=== Section Start ===

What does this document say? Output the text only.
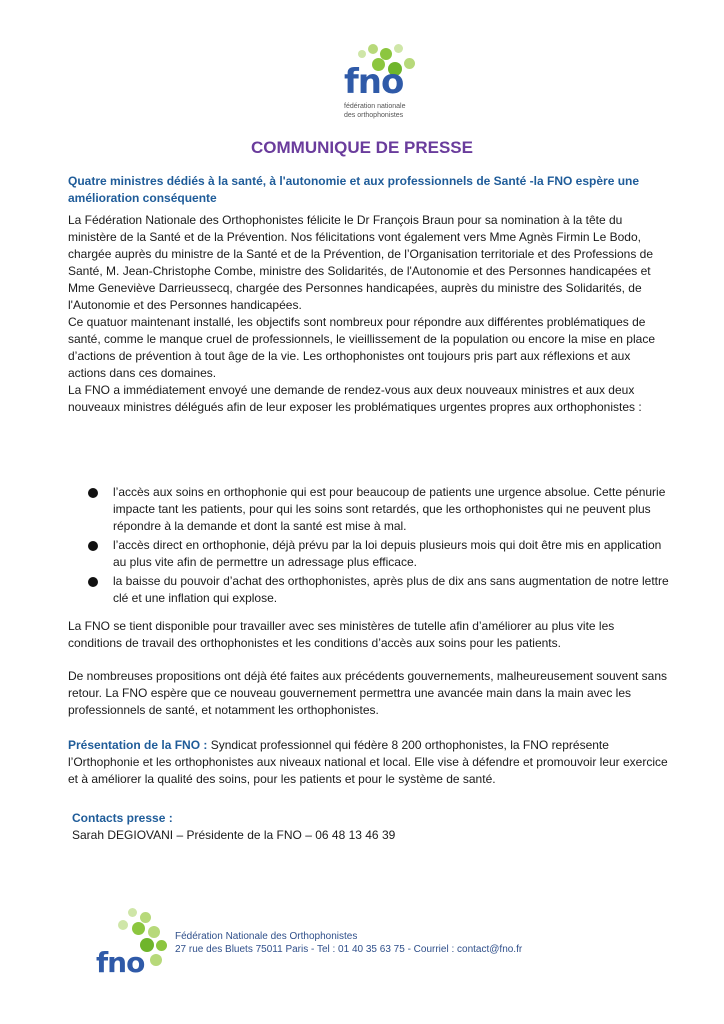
fno
fédération nationale
des orthophonistes
COMMUNIQUE DE PRESSE

Quatre ministres dédiés à la santé, à l'autonomie et aux professionnels de Santé -la FNO espère une amélioration conséquente

La Fédération Nationale des Orthophonistes félicite le Dr François Braun pour sa nomination à la tête du ministère de la Santé et de la Prévention. Nos félicitations vont également vers Mme Agnès Firmin Le Bodo, chargée auprès du ministre de la Santé et de la Prévention, de l’Organisation territoriale et des Professions de Santé, M. Jean-Christophe Combe, ministre des Solidarités, de l'Autonomie et des Personnes handicapées et Mme Geneviève Darrieussecq, chargée des Personnes handicapées, auprès du ministre des Solidarités, de l'Autonomie et des Personnes handicapées.

Ce quatuor maintenant installé, les objectifs sont nombreux pour répondre aux différentes problématiques de santé, comme le manque cruel de professionnels, le vieillissement de la population ou encore la mise en place d’actions de prévention à tout âge de la vie. Les orthophonistes ont toujours pris part aux réflexions et aux actions dans ces domaines.

La FNO a immédiatement envoyé une demande de rendez-vous aux deux nouveaux ministres et aux deux nouveaux ministres délégués afin de leur exposer les problématiques urgentes propres aux orthophonistes :

l’accès aux soins en orthophonie qui est pour beaucoup de patients une urgence absolue. Cette pénurie impacte tant les patients, pour qui les soins sont retardés, que les orthophonistes qui ne peuvent plus répondre à la demande et dont la santé est mise à mal.
l’accès direct en orthophonie, déjà prévu par la loi depuis plusieurs mois qui doit être mis en application au plus vite afin de permettre un adressage plus efficace.
la baisse du pouvoir d’achat des orthophonistes, après plus de dix ans sans augmentation de notre lettre clé et une inflation qui explose.

La FNO se tient disponible pour travailler avec ses ministères de tutelle afin d’améliorer au plus vite les conditions de travail des orthophonistes et les conditions d’accès aux soins pour les patients.

De nombreuses propositions ont déjà été faites aux précédents gouvernements, malheureusement souvent sans retour. La FNO espère que ce nouveau gouvernement permettra une avancée main dans la main avec les professionnels de santé, et notamment les orthophonistes.

Présentation de la FNO : Syndicat professionnel qui fédère 8 200 orthophonistes, la FNO représente l’Orthophonie et les orthophonistes aux niveaux national et local. Elle vise à défendre et promouvoir leur exercice et à améliorer la qualité des soins, pour les patients et pour le système de santé.

Contacts presse :

Sarah DEGIOVANI – Présidente de la FNO – 06 48 13 46 39

fno
Fédération Nationale des Orthophonistes
27 rue des Bluets 75011 Paris - Tel : 01 40 35 63 75 - Courriel : contact@fno.fr
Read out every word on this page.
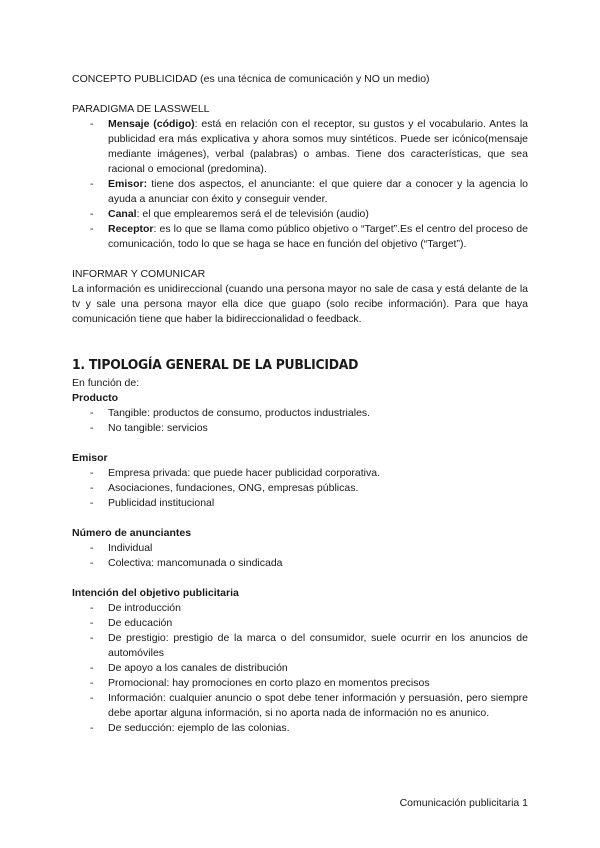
CONCEPTO PUBLICIDAD (es una técnica de comunicación y NO un medio)

PARADIGMA DE LASSWELL

- Mensaje (código): está en relación con el receptor, su gustos y el vocabulario. Antes la publicidad era más explicativa y ahora somos muy sintéticos. Puede ser icónico(mensaje mediante imágenes), verbal (palabras) o ambas. Tiene dos características, que sea racional o emocional (predomina).
- Emisor: tiene dos aspectos, el anunciante: el que quiere dar a conocer y la agencia lo ayuda a anunciar con éxito y conseguir vender.
- Canal: el que emplearemos será el de televisión (audio)
- Receptor: es lo que se llama como público objetivo o “Target”.Es el centro del proceso de comunicación, todo lo que se haga se hace en función del objetivo (“Target”).

INFORMAR Y COMUNICAR

La información es unidireccional (cuando una persona mayor no sale de casa y está delante de la tv y sale una persona mayor ella dice que guapo (solo recibe información). Para que haya comunicación tiene que haber la bidireccionalidad o feedback.

1. TIPOLOGÍA GENERAL DE LA PUBLICIDAD

En función de:

Producto

- Tangible: productos de consumo, productos industriales.
- No tangible: servicios

Emisor

- Empresa privada: que puede hacer publicidad corporativa.
- Asociaciones, fundaciones, ONG, empresas públicas.
- Publicidad institucional

Número de anunciantes

- Individual
- Colectiva: mancomunada o sindicada

Intención del objetivo publicitaria

- De introducción
- De educación
- De prestigio: prestigio de la marca o del consumidor, suele ocurrir en los anuncios de automóviles
- De apoyo a los canales de distribución
- Promocional: hay promociones en corto plazo en momentos precisos
- Información: cualquier anuncio o spot debe tener información y persuasión, pero siempre debe aportar alguna información, si no aporta nada de información no es anunico.
- De seducción: ejemplo de las colonias.
Comunicación publicitaria 1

=== Section End ===

Since the listing holds pictures, return everything else in it exactly and omit those.

What does this document say? Output the text only.
fno
fédération nationale
des orthophonistes
COMMUNIQUE DE PRESSE

Quatre ministres dédiés à la santé, à l'autonomie et aux professionnels de Santé -la FNO espère une amélioration conséquente

La Fédération Nationale des Orthophonistes félicite le Dr François Braun pour sa nomination à la tête du ministère de la Santé et de la Prévention. Nos félicitations vont également vers Mme Agnès Firmin Le Bodo, chargée auprès du ministre de la Santé et de la Prévention, de l’Organisation territoriale et des Professions de Santé, M. Jean-Christophe Combe, ministre des Solidarités, de l'Autonomie et des Personnes handicapées et Mme Geneviève Darrieussecq, chargée des Personnes handicapées, auprès du ministre des Solidarités, de l'Autonomie et des Personnes handicapées.

Ce quatuor maintenant installé, les objectifs sont nombreux pour répondre aux différentes problématiques de santé, comme le manque cruel de professionnels, le vieillissement de la population ou encore la mise en place d’actions de prévention à tout âge de la vie. Les orthophonistes ont toujours pris part aux réflexions et aux actions dans ces domaines.

La FNO a immédiatement envoyé une demande de rendez-vous aux deux nouveaux ministres et aux deux nouveaux ministres délégués afin de leur exposer les problématiques urgentes propres aux orthophonistes :

l’accès aux soins en orthophonie qui est pour beaucoup de patients une urgence absolue. Cette pénurie impacte tant les patients, pour qui les soins sont retardés, que les orthophonistes qui ne peuvent plus répondre à la demande et dont la santé est mise à mal.
l’accès direct en orthophonie, déjà prévu par la loi depuis plusieurs mois qui doit être mis en application au plus vite afin de permettre un adressage plus efficace.
la baisse du pouvoir d’achat des orthophonistes, après plus de dix ans sans augmentation de notre lettre clé et une inflation qui explose.

La FNO se tient disponible pour travailler avec ses ministères de tutelle afin d’améliorer au plus vite les conditions de travail des orthophonistes et les conditions d’accès aux soins pour les patients.

De nombreuses propositions ont déjà été faites aux précédents gouvernements, malheureusement souvent sans retour. La FNO espère que ce nouveau gouvernement permettra une avancée main dans la main avec les professionnels de santé, et notamment les orthophonistes.

Présentation de la FNO : Syndicat professionnel qui fédère 8 200 orthophonistes, la FNO représente l’Orthophonie et les orthophonistes aux niveaux national et local. Elle vise à défendre et promouvoir leur exercice et à améliorer la qualité des soins, pour les patients et pour le système de santé.

Contacts presse :

Sarah DEGIOVANI – Présidente de la FNO – 06 48 13 46 39

fno
Fédération Nationale des Orthophonistes
27 rue des Bluets 75011 Paris - Tel : 01 40 35 63 75 - Courriel : contact@fno.fr
Read out every word on this page.
CONCEPTO PUBLICIDAD (es una técnica de comunicación y NO un medio)

PARADIGMA DE LASSWELL

- Mensaje (código): está en relación con el receptor, su gustos y el vocabulario. Antes la publicidad era más explicativa y ahora somos muy sintéticos. Puede ser icónico(mensaje mediante imágenes), verbal (palabras) o ambas. Tiene dos características, que sea racional o emocional (predomina).
- Emisor: tiene dos aspectos, el anunciante: el que quiere dar a conocer y la agencia lo ayuda a anunciar con éxito y conseguir vender.
- Canal: el que emplearemos será el de televisión (audio)
- Receptor: es lo que se llama como público objetivo o “Target”.Es el centro del proceso de comunicación, todo lo que se haga se hace en función del objetivo (“Target”).

INFORMAR Y COMUNICAR

La información es unidireccional (cuando una persona mayor no sale de casa y está delante de la tv y sale una persona mayor ella dice que guapo (solo recibe información). Para que haya comunicación tiene que haber la bidireccionalidad o feedback.

1. TIPOLOGÍA GENERAL DE LA PUBLICIDAD

En función de:

Producto

- Tangible: productos de consumo, productos industriales.
- No tangible: servicios

Emisor

- Empresa privada: que puede hacer publicidad corporativa.
- Asociaciones, fundaciones, ONG, empresas públicas.
- Publicidad institucional

Número de anunciantes

- Individual
- Colectiva: mancomunada o sindicada

Intención del objetivo publicitaria

- De introducción
- De educación
- De prestigio: prestigio de la marca o del consumidor, suele ocurrir en los anuncios de automóviles
- De apoyo a los canales de distribución
- Promocional: hay promociones en corto plazo en momentos precisos
- Información: cualquier anuncio o spot debe tener información y persuasión, pero siempre debe aportar alguna información, si no aporta nada de información no es anunico.
- De seducción: ejemplo de las colonias.
Comunicación publicitaria 1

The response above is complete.